— Records for the exercise —
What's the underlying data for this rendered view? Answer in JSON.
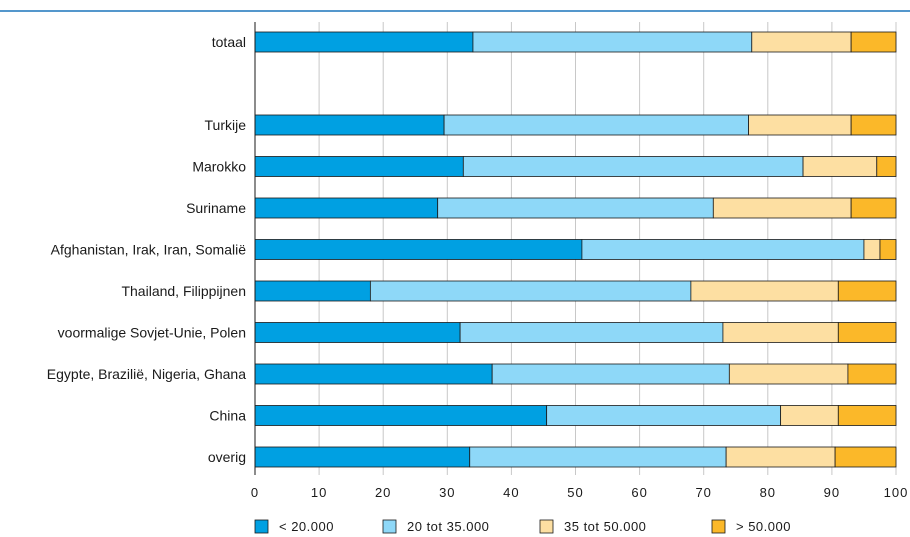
{
  "chart_data": {
    "type": "bar",
    "orientation": "horizontal",
    "stacked": true,
    "title": "",
    "xlabel": "",
    "ylabel": "",
    "xlim": [
      0,
      100
    ],
    "xticks": [
      "0",
      "10",
      "20",
      "30",
      "40",
      "50",
      "60",
      "70",
      "80",
      "90",
      "100"
    ],
    "grid": true,
    "legend_position": "bottom",
    "categories": [
      "totaal",
      "",
      "Turkije",
      "Marokko",
      "Suriname",
      "Afghanistan, Irak, Iran, Somalië",
      "Thailand, Filippijnen",
      "voormalige Sovjet-Unie, Polen",
      "Egypte, Brazilië, Nigeria, Ghana",
      "China",
      "overig"
    ],
    "series": [
      {
        "name": "< 20.000",
        "color": "#00a0e2",
        "values": [
          34,
          null,
          29.5,
          32.5,
          28.5,
          51,
          18,
          32,
          37,
          45.5,
          33.5
        ]
      },
      {
        "name": "20 tot 35.000",
        "color": "#8ed8f8",
        "values": [
          43.5,
          null,
          47.5,
          53,
          43,
          44,
          50,
          41,
          37,
          36.5,
          40
        ]
      },
      {
        "name": "35 tot 50.000",
        "color": "#fddfa2",
        "values": [
          15.5,
          null,
          16,
          11.5,
          21.5,
          2.5,
          23,
          18,
          18.5,
          9,
          17
        ]
      },
      {
        "name": "> 50.000",
        "color": "#fbb829",
        "values": [
          7,
          null,
          7,
          3,
          7,
          2.5,
          9,
          9,
          7.5,
          9,
          9.5
        ]
      }
    ]
  },
  "header_rule_color": "#1b75bb"
}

— Goal —
Exclude all images and restate the records above word for word.

— Answer to the problem —
What's the underlying data for this rendered view? Answer in JSON.
{
  "chart_data": {
    "type": "bar",
    "orientation": "horizontal",
    "stacked": true,
    "title": "",
    "xlabel": "",
    "ylabel": "",
    "xlim": [
      0,
      100
    ],
    "xticks": [
      "0",
      "10",
      "20",
      "30",
      "40",
      "50",
      "60",
      "70",
      "80",
      "90",
      "100"
    ],
    "grid": true,
    "legend_position": "bottom",
    "categories": [
      "totaal",
      "",
      "Turkije",
      "Marokko",
      "Suriname",
      "Afghanistan, Irak, Iran, Somalië",
      "Thailand, Filippijnen",
      "voormalige Sovjet-Unie, Polen",
      "Egypte, Brazilië, Nigeria, Ghana",
      "China",
      "overig"
    ],
    "series": [
      {
        "name": "< 20.000",
        "color": "#00a0e2",
        "values": [
          34,
          null,
          29.5,
          32.5,
          28.5,
          51,
          18,
          32,
          37,
          45.5,
          33.5
        ]
      },
      {
        "name": "20 tot 35.000",
        "color": "#8ed8f8",
        "values": [
          43.5,
          null,
          47.5,
          53,
          43,
          44,
          50,
          41,
          37,
          36.5,
          40
        ]
      },
      {
        "name": "35 tot 50.000",
        "color": "#fddfa2",
        "values": [
          15.5,
          null,
          16,
          11.5,
          21.5,
          2.5,
          23,
          18,
          18.5,
          9,
          17
        ]
      },
      {
        "name": "> 50.000",
        "color": "#fbb829",
        "values": [
          7,
          null,
          7,
          3,
          7,
          2.5,
          9,
          9,
          7.5,
          9,
          9.5
        ]
      }
    ]
  },
  "header_rule_color": "#1b75bb"
}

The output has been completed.